• DATA FOR THIS EXERCISE
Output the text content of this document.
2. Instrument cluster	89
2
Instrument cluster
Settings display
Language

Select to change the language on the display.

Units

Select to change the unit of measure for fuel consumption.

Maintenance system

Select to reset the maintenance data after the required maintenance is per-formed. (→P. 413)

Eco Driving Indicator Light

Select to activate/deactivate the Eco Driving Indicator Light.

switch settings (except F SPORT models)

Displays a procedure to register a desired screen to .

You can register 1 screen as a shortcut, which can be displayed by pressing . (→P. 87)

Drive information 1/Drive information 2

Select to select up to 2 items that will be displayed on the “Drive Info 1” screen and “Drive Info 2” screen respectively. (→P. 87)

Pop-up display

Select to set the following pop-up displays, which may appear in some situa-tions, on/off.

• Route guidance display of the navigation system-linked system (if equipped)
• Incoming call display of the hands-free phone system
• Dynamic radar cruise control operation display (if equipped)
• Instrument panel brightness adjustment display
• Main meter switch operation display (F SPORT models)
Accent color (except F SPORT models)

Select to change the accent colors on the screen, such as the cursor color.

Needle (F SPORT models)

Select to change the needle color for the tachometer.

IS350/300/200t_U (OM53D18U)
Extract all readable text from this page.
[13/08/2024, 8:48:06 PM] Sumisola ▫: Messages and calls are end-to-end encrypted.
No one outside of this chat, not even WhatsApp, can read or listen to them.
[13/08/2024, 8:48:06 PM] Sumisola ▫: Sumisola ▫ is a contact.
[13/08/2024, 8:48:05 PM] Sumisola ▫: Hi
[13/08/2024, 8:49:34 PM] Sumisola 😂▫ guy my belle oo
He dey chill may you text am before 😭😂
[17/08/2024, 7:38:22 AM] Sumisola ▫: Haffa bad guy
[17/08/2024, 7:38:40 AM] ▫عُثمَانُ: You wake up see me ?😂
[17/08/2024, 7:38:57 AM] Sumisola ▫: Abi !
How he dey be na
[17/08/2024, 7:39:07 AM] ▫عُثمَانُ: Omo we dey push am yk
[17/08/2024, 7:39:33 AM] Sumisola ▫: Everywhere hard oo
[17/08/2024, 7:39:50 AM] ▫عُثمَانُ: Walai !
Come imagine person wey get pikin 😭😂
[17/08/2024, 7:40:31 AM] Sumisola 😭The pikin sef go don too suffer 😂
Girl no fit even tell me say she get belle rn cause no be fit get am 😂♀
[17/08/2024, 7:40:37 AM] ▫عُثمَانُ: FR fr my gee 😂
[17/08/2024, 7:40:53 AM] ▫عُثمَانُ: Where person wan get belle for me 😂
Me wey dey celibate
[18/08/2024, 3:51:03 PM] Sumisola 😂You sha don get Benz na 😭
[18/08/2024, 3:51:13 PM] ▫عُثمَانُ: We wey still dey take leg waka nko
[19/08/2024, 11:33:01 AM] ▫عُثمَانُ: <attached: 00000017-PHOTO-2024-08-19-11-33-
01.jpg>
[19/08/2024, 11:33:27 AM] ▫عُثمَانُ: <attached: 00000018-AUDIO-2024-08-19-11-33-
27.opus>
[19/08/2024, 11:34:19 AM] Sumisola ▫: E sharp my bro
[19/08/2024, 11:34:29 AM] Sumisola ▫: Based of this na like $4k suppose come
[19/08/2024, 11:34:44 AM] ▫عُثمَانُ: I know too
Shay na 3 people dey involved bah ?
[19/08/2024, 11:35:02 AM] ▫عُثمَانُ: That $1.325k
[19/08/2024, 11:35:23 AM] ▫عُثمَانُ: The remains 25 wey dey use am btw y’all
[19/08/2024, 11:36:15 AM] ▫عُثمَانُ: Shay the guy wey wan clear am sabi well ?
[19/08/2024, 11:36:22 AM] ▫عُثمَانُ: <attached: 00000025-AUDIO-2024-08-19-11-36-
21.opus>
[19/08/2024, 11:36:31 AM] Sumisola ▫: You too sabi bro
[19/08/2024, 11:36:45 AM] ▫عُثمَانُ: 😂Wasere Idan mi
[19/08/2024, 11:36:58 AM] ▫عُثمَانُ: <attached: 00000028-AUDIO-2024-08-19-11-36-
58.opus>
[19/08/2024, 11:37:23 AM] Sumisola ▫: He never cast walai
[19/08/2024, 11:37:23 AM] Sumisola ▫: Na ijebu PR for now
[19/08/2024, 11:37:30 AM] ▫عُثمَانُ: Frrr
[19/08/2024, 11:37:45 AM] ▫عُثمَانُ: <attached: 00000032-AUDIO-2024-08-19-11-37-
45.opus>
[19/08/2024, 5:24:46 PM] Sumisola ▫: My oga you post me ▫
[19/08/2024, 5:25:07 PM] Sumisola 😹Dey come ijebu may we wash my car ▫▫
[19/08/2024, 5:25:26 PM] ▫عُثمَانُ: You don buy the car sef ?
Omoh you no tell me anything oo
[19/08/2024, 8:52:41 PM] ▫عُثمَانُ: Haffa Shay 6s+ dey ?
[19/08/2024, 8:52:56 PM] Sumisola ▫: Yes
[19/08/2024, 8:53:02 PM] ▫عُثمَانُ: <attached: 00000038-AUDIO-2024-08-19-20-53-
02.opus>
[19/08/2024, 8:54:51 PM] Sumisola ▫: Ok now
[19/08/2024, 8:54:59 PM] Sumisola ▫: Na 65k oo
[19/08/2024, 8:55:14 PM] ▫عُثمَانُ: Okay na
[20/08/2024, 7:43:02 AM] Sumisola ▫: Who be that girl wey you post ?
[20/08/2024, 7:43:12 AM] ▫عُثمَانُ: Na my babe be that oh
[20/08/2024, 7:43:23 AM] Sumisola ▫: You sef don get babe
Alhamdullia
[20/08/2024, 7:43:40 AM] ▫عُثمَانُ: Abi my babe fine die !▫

• GOAL OF THE EXERCISE
Select, from the listing, all lines that include the word "Instrument".

• FULL RESPONSE
2. Instrument cluster	89
Instrument cluster
• Instrument panel brightness adjustment display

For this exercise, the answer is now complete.